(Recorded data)
-- START --
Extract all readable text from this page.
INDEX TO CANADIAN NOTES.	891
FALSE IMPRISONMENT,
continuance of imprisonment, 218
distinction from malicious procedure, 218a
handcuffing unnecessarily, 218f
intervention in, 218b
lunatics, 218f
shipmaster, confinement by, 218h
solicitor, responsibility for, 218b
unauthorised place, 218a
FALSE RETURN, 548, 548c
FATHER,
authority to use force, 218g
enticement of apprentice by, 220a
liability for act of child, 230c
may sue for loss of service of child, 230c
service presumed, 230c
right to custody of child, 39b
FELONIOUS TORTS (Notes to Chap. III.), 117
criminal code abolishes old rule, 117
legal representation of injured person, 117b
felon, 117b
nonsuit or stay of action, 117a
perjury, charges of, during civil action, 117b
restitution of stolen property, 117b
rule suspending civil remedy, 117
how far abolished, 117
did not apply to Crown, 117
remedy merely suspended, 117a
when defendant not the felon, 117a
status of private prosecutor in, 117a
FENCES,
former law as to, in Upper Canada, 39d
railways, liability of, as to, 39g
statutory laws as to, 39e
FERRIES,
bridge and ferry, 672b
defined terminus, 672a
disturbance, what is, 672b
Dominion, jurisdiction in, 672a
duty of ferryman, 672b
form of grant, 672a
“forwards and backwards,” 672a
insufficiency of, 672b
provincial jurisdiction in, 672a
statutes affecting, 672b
-- END --
-- START --
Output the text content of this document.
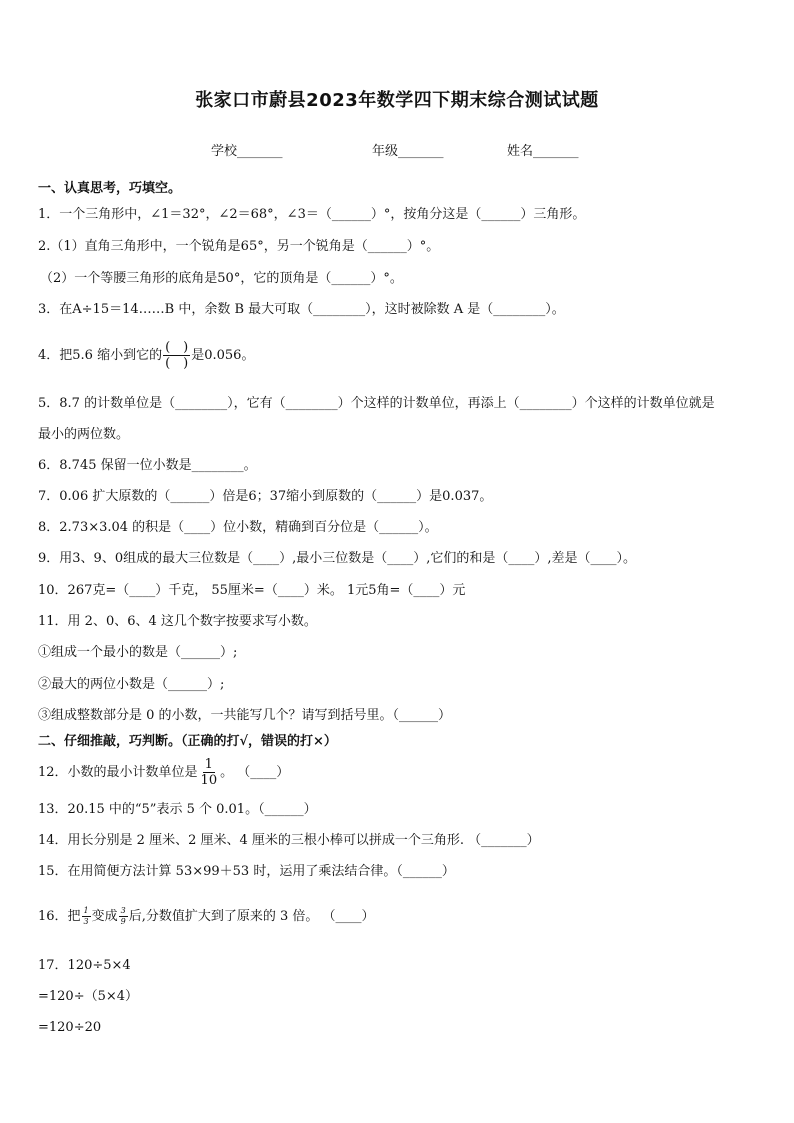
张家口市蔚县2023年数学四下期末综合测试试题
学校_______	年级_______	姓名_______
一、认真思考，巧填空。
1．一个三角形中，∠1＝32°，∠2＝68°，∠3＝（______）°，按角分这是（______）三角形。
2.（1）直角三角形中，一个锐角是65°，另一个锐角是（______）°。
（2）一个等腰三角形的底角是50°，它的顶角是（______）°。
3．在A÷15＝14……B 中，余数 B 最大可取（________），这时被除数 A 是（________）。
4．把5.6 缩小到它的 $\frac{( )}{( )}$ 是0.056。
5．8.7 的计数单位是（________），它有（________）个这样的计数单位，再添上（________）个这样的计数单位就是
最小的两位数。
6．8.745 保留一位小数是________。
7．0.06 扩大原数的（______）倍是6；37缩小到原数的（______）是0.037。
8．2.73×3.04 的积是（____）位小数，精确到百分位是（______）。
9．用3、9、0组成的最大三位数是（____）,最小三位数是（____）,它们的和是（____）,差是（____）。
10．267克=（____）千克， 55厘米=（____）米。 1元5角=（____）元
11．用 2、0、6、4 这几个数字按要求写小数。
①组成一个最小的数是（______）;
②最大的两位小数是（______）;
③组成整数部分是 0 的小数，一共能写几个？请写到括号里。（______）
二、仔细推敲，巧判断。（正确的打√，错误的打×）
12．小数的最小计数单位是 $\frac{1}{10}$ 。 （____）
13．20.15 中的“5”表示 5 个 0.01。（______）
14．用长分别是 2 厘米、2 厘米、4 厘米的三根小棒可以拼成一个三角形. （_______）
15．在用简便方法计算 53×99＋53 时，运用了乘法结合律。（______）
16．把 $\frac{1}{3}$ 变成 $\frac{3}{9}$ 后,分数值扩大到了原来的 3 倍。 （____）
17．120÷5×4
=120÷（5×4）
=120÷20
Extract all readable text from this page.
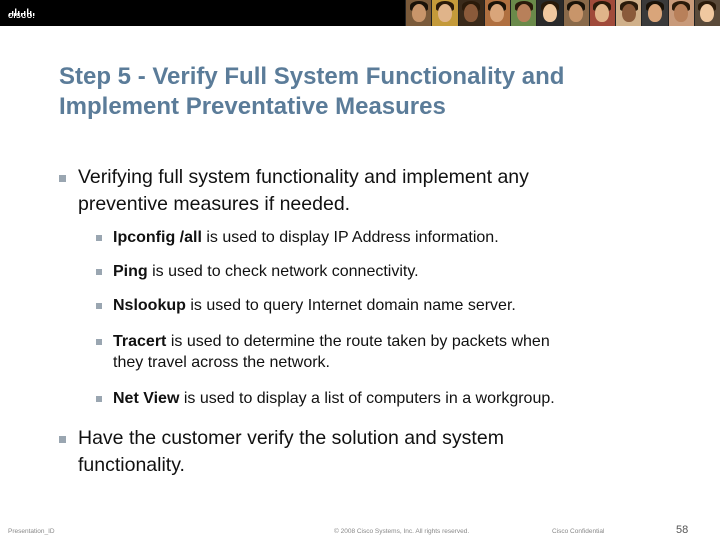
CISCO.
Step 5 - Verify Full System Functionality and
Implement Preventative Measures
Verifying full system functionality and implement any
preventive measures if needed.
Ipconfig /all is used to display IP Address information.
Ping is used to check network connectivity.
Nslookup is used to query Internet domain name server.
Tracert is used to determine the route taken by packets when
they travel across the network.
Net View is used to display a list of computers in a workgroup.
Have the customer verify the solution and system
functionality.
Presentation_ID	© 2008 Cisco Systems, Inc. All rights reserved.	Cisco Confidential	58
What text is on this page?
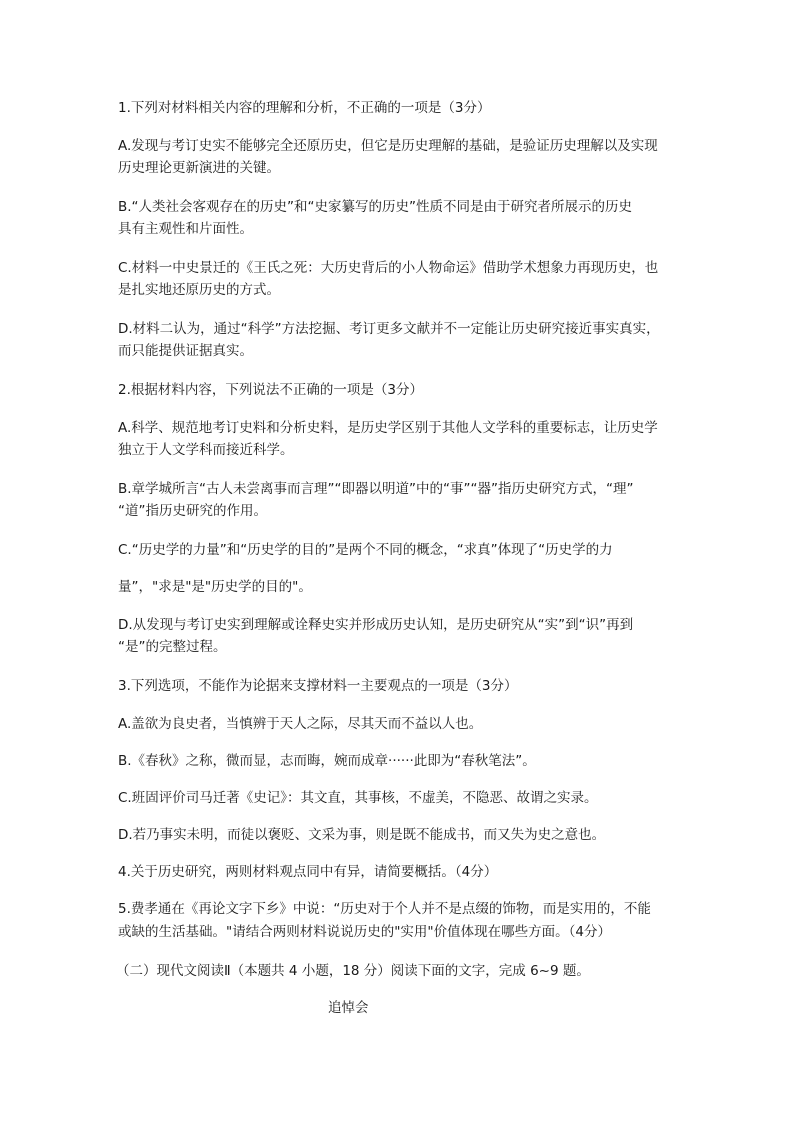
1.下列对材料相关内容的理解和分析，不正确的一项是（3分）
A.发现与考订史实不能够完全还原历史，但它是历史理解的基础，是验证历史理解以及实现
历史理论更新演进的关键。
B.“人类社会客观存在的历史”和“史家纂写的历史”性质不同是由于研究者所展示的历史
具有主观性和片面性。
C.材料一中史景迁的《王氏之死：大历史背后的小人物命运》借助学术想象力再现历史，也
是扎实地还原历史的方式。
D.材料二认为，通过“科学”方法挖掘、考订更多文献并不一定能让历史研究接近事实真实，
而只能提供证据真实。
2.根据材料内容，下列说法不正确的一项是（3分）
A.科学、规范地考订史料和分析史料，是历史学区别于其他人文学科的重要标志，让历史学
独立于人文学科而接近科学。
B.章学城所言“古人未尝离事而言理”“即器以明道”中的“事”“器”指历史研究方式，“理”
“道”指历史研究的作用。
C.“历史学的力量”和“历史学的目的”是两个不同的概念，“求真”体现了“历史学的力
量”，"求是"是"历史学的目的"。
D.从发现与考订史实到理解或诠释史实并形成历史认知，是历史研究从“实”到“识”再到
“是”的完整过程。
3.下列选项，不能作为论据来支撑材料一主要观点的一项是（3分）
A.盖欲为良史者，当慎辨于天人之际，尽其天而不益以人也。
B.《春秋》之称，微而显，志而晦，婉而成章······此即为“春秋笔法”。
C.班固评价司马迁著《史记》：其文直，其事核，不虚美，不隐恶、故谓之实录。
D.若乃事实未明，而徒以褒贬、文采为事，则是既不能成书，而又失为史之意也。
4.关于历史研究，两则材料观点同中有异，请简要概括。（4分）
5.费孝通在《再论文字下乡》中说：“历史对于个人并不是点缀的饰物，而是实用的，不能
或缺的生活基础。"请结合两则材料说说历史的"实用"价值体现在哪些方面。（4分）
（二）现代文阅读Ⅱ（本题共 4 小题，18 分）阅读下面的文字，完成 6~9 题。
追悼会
-- END --
Locate each line with the word "service" and copy it.

may sue for loss of service of child, 230c
service presumed, 230c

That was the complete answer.